▶ WRITTEN TASK
Retype every line below character for character, leaving out the pictures.

▶ STORED ROWS
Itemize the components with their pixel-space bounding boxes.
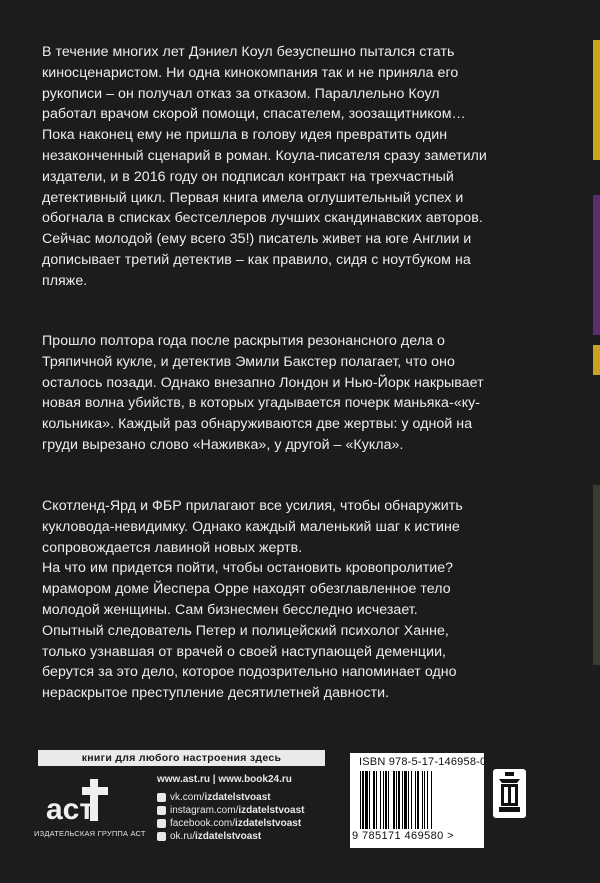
text-line: пляже.	[42, 272, 88, 289]
plot-continuation-paragraph	[42, 496, 562, 704]
barcode-number: 9 785171 469580 >	[352, 830, 454, 842]
author-bio-paragraph	[42, 42, 562, 292]
plot-summary-paragraph	[42, 331, 562, 456]
barcode-bar	[373, 771, 375, 829]
text-line: незаконченный сценарий в роман. Коула-писателя сразу заметили	[42, 147, 487, 164]
barcode-bar	[402, 771, 403, 829]
text-line: нераскрытое преступление десятилетней давности.	[42, 685, 390, 702]
text-line: осталось позади. Однако внезапно Лондон и Нью-Йорк накрывает	[42, 374, 484, 391]
barcode-bar	[380, 771, 381, 829]
barcode-bar	[408, 771, 409, 829]
social-link-handle: izdatelstvoast	[195, 831, 262, 842]
text-line: новая волна убийств, в которых угадывается почерк маньяка-«ку-	[42, 395, 481, 412]
barcode-bar	[422, 771, 423, 829]
text-line: Скотленд-Ярд и ФБР прилагают все усилия, чтобы обнаружить	[42, 498, 463, 514]
text-line: обогнала в списках бестселлеров лучших скандинавских авторов.	[42, 210, 483, 227]
barcode-bar	[388, 771, 389, 829]
yellow-edge-stripe-lower	[593, 345, 600, 375]
text-line: Прошло полтора года после раскрытия резонансного дела о	[42, 333, 445, 349]
isbn-barcode	[350, 753, 487, 848]
barcode-bar	[398, 771, 400, 829]
barcode-bar	[393, 771, 395, 829]
text-line: кукловода-невидимку. Однако каждый маленький шаг к истине	[42, 518, 460, 535]
purple-edge-stripe	[593, 195, 600, 335]
social-link-facebook[interactable]	[157, 817, 305, 830]
text-line: берутся за это дело, которое подозрительно напоминает одно	[42, 664, 457, 681]
barcode-bar	[404, 771, 407, 829]
instagram-icon	[157, 806, 166, 815]
text-line: Пока наконец ему не пришла в голову идея превратить один	[42, 127, 448, 144]
text-line: Опытный следователь Петер и полицейский психолог Ханне,	[42, 622, 449, 639]
social-link-handle: izdatelstvoast	[235, 818, 302, 829]
logo-wordmark: аст	[46, 793, 95, 826]
barcode-bars	[360, 771, 478, 829]
barcode-bar	[360, 771, 361, 829]
social-link-instagram[interactable]	[157, 804, 305, 817]
barcode-bar	[427, 771, 428, 829]
social-link-handle: izdatelstvoast	[204, 792, 271, 803]
barcode-bar	[396, 771, 397, 829]
yellow-edge-stripe	[593, 40, 600, 160]
barcode-bar	[365, 771, 368, 829]
text-line: В течение многих лет Дэниел Коул безуспешно пытался стать	[42, 44, 455, 60]
text-line: киносценаристом. Ни одна кинокомпания так и не приняла его	[42, 64, 459, 81]
social-link-handle: izdatelstvoast	[238, 805, 305, 816]
text-line: рукописи – он получал отказ за отказом. Параллельно Коул	[42, 85, 440, 102]
social-link-ok[interactable]	[157, 830, 305, 843]
text-line: сопровождается лавиной новых жертв.	[42, 539, 303, 556]
text-line: кольника». Каждый раз обнаруживаются две жертвы: у одной на	[42, 416, 473, 433]
text-line: молодой женщины. Сам бизнесмен бесследно исчезает.	[42, 601, 418, 618]
isbn-label: ISBN 978-5-17-146958-0	[359, 756, 487, 768]
barcode-bar	[383, 771, 384, 829]
social-link-prefix: instagram.com/	[170, 805, 239, 816]
website-links[interactable]: www.ast.ru | www.book24.ru	[157, 774, 292, 785]
barcode-bar	[431, 771, 432, 829]
barcode-bar	[411, 771, 412, 829]
text-line: детективный цикл. Первая книга имела оглушительный успех и	[42, 189, 464, 206]
cover-edge-stripes	[593, 0, 600, 883]
facebook-icon	[157, 819, 166, 828]
barcode-bar	[424, 771, 425, 829]
barcode-bar	[385, 771, 387, 829]
dark-edge-stripe	[593, 485, 600, 665]
publisher-links	[157, 774, 305, 843]
text-line: Сейчас молодой (ему всего 35!) писатель живет на юге Англии и	[42, 231, 472, 248]
publisher-caption: ИЗДАТЕЛЬСКАЯ ГРУППА АСТ	[34, 829, 146, 838]
barcode-bar	[369, 771, 370, 829]
text-line: только узнавшая от врачей о своей наступающей деменции,	[42, 643, 447, 660]
lantern-icon	[493, 769, 526, 818]
text-line: На что им придется пойти, чтобы остановить кровопролитие?	[42, 560, 454, 577]
barcode-bar	[376, 771, 377, 829]
social-link-prefix: facebook.com/	[170, 818, 236, 829]
publisher-tagline: книги для любого настроения здесь	[38, 750, 325, 766]
text-line: работал врачом скорой помощи, спасателем, зоозащитником…	[42, 106, 466, 123]
text-line: мрамором доме Йеспера Орре находят обезглавленное тело	[42, 581, 451, 598]
barcode-bar	[417, 771, 419, 829]
text-line: груди вырезано слово «Наживка», у другой – «Кукла».	[42, 436, 404, 453]
social-link-prefix: vk.com/	[170, 792, 205, 803]
barcode-bar	[362, 771, 364, 829]
text-line: издатели, и в 2016 году он подписал контракт на трехчастный	[42, 168, 454, 185]
odnoklassniki-icon	[157, 832, 166, 841]
text-line: Тряпичной кукле, и детектив Эмили Бакстер полагает, что оно	[42, 353, 455, 370]
vk-icon	[157, 793, 166, 802]
text-line: дописывает третий детектив – как правило, сидя с ноутбуком на	[42, 251, 471, 268]
social-link-prefix: ok.ru/	[170, 831, 196, 842]
barcode-bar	[415, 771, 416, 829]
social-link-vk[interactable]	[157, 791, 305, 804]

▶ TASK ANSWER
Itemize the components with their pixel-space bounding boxes.
text-line: пляже.	[42, 272, 88, 289]
plot-continuation-paragraph	[42, 496, 562, 704]
barcode-number: 9 785171 469580 >	[352, 830, 454, 842]
author-bio-paragraph	[42, 42, 562, 292]
plot-summary-paragraph	[42, 331, 562, 456]
barcode-bar	[373, 771, 375, 829]
text-line: незаконченный сценарий в роман. Коула-писателя сразу заметили	[42, 147, 487, 164]
barcode-bar	[402, 771, 403, 829]
text-line: нераскрытое преступление десятилетней давности.	[42, 685, 390, 702]
text-line: осталось позади. Однако внезапно Лондон и Нью-Йорк накрывает	[42, 374, 484, 391]
barcode-bar	[380, 771, 381, 829]
barcode-bar	[408, 771, 409, 829]
social-link-handle: izdatelstvoast	[195, 831, 262, 842]
text-line: новая волна убийств, в которых угадывается почерк маньяка-«ку-	[42, 395, 481, 412]
barcode-bar	[422, 771, 423, 829]
text-line: Скотленд-Ярд и ФБР прилагают все усилия, чтобы обнаружить	[42, 498, 463, 514]
text-line: обогнала в списках бестселлеров лучших скандинавских авторов.	[42, 210, 483, 227]
barcode-bar	[388, 771, 389, 829]
yellow-edge-stripe-lower	[593, 345, 600, 375]
text-line: Прошло полтора года после раскрытия резонансного дела о	[42, 333, 445, 349]
isbn-barcode	[350, 753, 487, 848]
barcode-bar	[398, 771, 400, 829]
barcode-bar	[393, 771, 395, 829]
text-line: кукловода-невидимку. Однако каждый маленький шаг к истине	[42, 518, 460, 535]
purple-edge-stripe	[593, 195, 600, 335]
social-link-facebook[interactable]	[157, 817, 305, 830]
text-line: берутся за это дело, которое подозрительно напоминает одно	[42, 664, 457, 681]
barcode-bar	[404, 771, 407, 829]
instagram-icon	[157, 806, 166, 815]
text-line: Пока наконец ему не пришла в голову идея превратить один	[42, 127, 448, 144]
text-line: Опытный следователь Петер и полицейский психолог Ханне,	[42, 622, 449, 639]
social-link-handle: izdatelstvoast	[235, 818, 302, 829]
logo-wordmark: аст	[46, 793, 95, 826]
barcode-bars	[360, 771, 478, 829]
barcode-bar	[360, 771, 361, 829]
social-link-instagram[interactable]	[157, 804, 305, 817]
barcode-bar	[427, 771, 428, 829]
social-link-handle: izdatelstvoast	[204, 792, 271, 803]
barcode-bar	[396, 771, 397, 829]
yellow-edge-stripe	[593, 40, 600, 160]
barcode-bar	[365, 771, 368, 829]
text-line: В течение многих лет Дэниел Коул безуспешно пытался стать	[42, 44, 455, 60]
text-line: киносценаристом. Ни одна кинокомпания так и не приняла его	[42, 64, 459, 81]
social-link-handle: izdatelstvoast	[238, 805, 305, 816]
text-line: рукописи – он получал отказ за отказом. Параллельно Коул	[42, 85, 440, 102]
social-link-ok[interactable]	[157, 830, 305, 843]
text-line: сопровождается лавиной новых жертв.	[42, 539, 303, 556]
text-line: кольника». Каждый раз обнаруживаются две жертвы: у одной на	[42, 416, 473, 433]
text-line: молодой женщины. Сам бизнесмен бесследно исчезает.	[42, 601, 418, 618]
isbn-label: ISBN 978-5-17-146958-0	[359, 756, 487, 768]
barcode-bar	[383, 771, 384, 829]
social-link-prefix: instagram.com/	[170, 805, 239, 816]
website-links[interactable]: www.ast.ru | www.book24.ru	[157, 774, 292, 785]
barcode-bar	[431, 771, 432, 829]
barcode-bar	[411, 771, 412, 829]
text-line: детективный цикл. Первая книга имела оглушительный успех и	[42, 189, 464, 206]
cover-edge-stripes	[593, 0, 600, 883]
facebook-icon	[157, 819, 166, 828]
barcode-bar	[424, 771, 425, 829]
barcode-bar	[385, 771, 387, 829]
dark-edge-stripe	[593, 485, 600, 665]
publisher-links	[157, 774, 305, 843]
text-line: Сейчас молодой (ему всего 35!) писатель живет на юге Англии и	[42, 231, 472, 248]
publisher-caption: ИЗДАТЕЛЬСКАЯ ГРУППА АСТ	[34, 829, 146, 838]
barcode-bar	[369, 771, 370, 829]
text-line: только узнавшая от врачей о своей наступающей деменции,	[42, 643, 447, 660]
lantern-icon	[493, 769, 526, 818]
text-line: На что им придется пойти, чтобы остановить кровопролитие?	[42, 560, 454, 577]
barcode-bar	[376, 771, 377, 829]
social-link-prefix: facebook.com/	[170, 818, 236, 829]
publisher-tagline: книги для любого настроения здесь	[38, 750, 325, 766]
text-line: работал врачом скорой помощи, спасателем, зоозащитником…	[42, 106, 466, 123]
text-line: мрамором доме Йеспера Орре находят обезглавленное тело	[42, 581, 451, 598]
barcode-bar	[417, 771, 419, 829]
text-line: груди вырезано слово «Наживка», у другой – «Кукла».	[42, 436, 404, 453]
social-link-prefix: vk.com/	[170, 792, 205, 803]
barcode-bar	[362, 771, 364, 829]
text-line: издатели, и в 2016 году он подписал контракт на трехчастный	[42, 168, 454, 185]
odnoklassniki-icon	[157, 832, 166, 841]
text-line: Тряпичной кукле, и детектив Эмили Бакстер полагает, что оно	[42, 353, 455, 370]
vk-icon	[157, 793, 166, 802]
text-line: дописывает третий детектив – как правило, сидя с ноутбуком на	[42, 251, 471, 268]
social-link-prefix: ok.ru/	[170, 831, 196, 842]
barcode-bar	[415, 771, 416, 829]
social-link-vk[interactable]	[157, 791, 305, 804]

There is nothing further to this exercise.